== ENTRIES ==

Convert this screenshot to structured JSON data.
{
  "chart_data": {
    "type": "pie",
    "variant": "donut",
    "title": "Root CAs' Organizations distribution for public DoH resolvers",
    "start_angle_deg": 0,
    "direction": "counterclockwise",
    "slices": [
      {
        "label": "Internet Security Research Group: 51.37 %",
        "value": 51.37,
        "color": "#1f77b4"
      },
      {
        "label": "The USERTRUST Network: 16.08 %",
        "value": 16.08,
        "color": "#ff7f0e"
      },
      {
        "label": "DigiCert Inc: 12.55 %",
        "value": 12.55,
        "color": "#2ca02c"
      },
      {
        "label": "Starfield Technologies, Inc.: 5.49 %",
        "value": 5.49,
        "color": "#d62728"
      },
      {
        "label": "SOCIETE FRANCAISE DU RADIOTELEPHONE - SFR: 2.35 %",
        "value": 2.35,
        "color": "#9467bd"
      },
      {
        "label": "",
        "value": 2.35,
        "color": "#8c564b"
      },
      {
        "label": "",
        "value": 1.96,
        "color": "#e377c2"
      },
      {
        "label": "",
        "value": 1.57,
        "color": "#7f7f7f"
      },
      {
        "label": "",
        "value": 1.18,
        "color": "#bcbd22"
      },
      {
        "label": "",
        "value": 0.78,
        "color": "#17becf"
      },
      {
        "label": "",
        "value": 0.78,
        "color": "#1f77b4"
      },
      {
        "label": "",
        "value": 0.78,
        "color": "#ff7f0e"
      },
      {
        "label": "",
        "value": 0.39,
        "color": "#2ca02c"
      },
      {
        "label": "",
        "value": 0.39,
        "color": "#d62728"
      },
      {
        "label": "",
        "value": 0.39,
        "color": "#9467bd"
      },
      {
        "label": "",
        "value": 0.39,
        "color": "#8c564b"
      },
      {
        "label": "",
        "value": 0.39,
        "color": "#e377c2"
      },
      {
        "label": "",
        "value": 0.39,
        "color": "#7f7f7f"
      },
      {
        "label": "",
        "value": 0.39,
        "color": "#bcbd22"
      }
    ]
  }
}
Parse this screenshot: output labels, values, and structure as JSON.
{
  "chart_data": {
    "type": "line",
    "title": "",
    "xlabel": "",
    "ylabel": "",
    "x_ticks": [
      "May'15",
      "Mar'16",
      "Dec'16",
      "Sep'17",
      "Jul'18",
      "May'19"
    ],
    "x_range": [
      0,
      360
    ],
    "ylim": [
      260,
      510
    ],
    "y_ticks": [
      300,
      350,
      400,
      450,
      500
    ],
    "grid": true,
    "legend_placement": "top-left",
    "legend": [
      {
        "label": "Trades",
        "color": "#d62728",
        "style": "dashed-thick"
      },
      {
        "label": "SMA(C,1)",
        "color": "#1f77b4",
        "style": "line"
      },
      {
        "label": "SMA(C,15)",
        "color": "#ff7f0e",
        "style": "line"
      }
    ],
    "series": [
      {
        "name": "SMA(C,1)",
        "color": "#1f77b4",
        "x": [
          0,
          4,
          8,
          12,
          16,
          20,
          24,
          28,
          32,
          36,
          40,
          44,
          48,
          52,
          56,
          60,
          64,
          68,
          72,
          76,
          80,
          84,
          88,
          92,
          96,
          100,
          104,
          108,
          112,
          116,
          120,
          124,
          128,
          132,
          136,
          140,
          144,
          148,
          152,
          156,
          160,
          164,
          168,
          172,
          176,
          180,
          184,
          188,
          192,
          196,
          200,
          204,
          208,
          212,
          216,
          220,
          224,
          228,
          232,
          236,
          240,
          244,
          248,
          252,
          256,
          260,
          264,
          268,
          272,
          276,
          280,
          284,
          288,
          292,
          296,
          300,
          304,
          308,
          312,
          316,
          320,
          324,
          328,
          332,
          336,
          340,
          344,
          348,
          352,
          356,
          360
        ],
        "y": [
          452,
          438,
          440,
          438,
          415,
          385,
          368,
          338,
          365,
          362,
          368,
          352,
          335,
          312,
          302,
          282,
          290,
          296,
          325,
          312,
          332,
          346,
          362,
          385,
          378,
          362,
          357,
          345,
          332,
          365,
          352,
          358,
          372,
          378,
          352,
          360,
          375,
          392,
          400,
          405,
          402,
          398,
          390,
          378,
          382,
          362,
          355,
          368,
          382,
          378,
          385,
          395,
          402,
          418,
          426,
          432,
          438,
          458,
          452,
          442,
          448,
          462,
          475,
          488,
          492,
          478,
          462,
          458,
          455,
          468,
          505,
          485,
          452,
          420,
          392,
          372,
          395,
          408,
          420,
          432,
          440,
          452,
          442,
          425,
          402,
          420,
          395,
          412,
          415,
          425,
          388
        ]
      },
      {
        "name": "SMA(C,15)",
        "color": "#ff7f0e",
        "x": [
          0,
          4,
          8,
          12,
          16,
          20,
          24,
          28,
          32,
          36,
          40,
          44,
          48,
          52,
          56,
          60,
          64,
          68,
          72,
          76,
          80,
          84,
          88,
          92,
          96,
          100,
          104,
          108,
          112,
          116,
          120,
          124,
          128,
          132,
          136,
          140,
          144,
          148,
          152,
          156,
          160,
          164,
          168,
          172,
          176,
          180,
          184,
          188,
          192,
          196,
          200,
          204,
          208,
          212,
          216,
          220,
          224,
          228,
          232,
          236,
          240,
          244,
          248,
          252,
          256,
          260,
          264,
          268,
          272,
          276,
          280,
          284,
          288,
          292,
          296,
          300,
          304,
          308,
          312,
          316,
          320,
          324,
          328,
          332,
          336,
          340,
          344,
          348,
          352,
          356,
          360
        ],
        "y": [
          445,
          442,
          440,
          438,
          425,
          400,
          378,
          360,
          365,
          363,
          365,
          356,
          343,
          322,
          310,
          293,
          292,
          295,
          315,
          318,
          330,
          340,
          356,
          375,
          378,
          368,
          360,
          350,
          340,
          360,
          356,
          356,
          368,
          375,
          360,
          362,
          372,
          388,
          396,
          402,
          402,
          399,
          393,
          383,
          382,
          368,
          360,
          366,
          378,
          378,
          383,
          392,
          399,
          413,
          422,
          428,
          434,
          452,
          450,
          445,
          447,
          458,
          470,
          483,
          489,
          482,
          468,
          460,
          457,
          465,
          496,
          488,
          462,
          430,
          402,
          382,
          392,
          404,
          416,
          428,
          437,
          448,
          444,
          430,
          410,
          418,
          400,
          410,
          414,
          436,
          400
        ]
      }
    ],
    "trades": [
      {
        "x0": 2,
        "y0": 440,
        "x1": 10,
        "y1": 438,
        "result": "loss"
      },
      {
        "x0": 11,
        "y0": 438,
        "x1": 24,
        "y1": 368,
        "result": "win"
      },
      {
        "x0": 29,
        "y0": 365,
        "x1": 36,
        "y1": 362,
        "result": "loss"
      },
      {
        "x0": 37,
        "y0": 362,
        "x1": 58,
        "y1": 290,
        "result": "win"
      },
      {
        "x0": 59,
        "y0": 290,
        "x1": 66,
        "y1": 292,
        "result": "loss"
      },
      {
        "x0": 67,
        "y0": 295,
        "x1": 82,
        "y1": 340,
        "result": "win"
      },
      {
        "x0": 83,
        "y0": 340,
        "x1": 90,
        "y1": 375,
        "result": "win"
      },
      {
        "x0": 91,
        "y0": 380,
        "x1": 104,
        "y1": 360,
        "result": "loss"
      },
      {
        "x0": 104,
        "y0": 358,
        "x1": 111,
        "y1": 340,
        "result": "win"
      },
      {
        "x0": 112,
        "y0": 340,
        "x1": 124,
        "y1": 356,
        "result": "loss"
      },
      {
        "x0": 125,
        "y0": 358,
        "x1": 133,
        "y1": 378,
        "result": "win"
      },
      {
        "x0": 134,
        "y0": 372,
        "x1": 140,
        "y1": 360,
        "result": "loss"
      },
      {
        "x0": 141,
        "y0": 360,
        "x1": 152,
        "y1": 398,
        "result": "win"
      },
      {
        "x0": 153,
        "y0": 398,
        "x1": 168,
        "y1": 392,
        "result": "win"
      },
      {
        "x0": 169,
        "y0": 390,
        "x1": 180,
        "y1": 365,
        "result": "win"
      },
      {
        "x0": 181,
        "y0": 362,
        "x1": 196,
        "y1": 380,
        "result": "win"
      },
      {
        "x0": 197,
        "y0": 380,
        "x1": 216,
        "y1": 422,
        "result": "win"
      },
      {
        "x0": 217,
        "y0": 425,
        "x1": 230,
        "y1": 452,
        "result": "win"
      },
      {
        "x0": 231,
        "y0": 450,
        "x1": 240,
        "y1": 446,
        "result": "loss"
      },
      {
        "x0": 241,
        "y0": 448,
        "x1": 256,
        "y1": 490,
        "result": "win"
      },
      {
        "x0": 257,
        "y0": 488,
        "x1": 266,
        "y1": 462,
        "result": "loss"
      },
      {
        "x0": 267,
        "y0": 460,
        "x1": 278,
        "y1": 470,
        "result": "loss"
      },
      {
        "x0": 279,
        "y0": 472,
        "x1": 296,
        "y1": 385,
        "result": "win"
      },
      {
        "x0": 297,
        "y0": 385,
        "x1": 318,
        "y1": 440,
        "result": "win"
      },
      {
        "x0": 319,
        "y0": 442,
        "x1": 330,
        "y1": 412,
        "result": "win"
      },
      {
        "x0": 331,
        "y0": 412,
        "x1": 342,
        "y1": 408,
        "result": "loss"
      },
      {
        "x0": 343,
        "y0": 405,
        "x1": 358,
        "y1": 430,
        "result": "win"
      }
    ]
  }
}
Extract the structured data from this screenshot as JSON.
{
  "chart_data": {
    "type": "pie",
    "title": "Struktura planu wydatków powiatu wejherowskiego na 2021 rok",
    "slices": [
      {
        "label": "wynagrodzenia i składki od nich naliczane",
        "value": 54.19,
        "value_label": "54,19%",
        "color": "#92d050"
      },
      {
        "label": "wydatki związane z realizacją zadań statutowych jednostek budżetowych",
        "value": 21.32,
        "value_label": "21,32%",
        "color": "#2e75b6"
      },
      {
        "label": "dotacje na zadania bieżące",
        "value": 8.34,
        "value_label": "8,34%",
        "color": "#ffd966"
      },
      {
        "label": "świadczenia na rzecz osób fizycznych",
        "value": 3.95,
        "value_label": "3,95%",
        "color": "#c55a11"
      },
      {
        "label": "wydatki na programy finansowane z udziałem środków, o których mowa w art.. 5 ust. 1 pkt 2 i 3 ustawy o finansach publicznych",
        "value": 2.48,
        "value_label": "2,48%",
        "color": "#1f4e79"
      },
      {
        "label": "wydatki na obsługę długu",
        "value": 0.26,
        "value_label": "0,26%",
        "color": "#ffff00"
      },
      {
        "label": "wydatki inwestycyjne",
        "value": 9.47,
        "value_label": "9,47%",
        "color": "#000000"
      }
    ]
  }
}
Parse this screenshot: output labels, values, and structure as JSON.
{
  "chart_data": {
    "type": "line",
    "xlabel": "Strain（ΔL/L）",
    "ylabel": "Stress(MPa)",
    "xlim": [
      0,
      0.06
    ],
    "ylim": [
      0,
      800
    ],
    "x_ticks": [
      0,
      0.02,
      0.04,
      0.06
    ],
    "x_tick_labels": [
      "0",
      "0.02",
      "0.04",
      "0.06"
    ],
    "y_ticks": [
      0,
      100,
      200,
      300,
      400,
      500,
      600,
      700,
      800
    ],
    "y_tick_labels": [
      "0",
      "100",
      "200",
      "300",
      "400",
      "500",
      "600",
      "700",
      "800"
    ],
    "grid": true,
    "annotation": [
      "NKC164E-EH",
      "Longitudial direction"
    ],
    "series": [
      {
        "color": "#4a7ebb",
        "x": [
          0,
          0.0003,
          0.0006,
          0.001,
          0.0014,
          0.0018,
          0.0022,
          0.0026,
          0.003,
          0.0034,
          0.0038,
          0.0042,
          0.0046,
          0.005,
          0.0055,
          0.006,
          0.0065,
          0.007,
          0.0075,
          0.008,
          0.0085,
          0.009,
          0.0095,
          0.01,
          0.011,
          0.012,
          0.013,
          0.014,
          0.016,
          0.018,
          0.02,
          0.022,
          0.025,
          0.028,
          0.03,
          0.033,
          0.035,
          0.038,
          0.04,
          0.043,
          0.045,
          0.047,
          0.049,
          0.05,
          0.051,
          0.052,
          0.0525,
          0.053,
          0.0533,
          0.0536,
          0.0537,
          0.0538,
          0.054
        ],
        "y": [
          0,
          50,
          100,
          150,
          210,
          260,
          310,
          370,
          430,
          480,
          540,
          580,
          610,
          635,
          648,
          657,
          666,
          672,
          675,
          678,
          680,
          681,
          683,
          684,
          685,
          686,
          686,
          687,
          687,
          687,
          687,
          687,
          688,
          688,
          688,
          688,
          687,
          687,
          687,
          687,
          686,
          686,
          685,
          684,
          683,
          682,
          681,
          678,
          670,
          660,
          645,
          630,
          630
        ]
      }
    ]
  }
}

===

* _WHAT THE TASK ASKS_: From the material above, gather all lines that include the string "JSON" and copy them.

* _SOLUTION TO THIS TASK_:
Convert this screenshot to structured JSON data.
Parse this screenshot: output labels, values, and structure as JSON.
Extract the structured data from this screenshot as JSON.
Parse this screenshot: output labels, values, and structure as JSON.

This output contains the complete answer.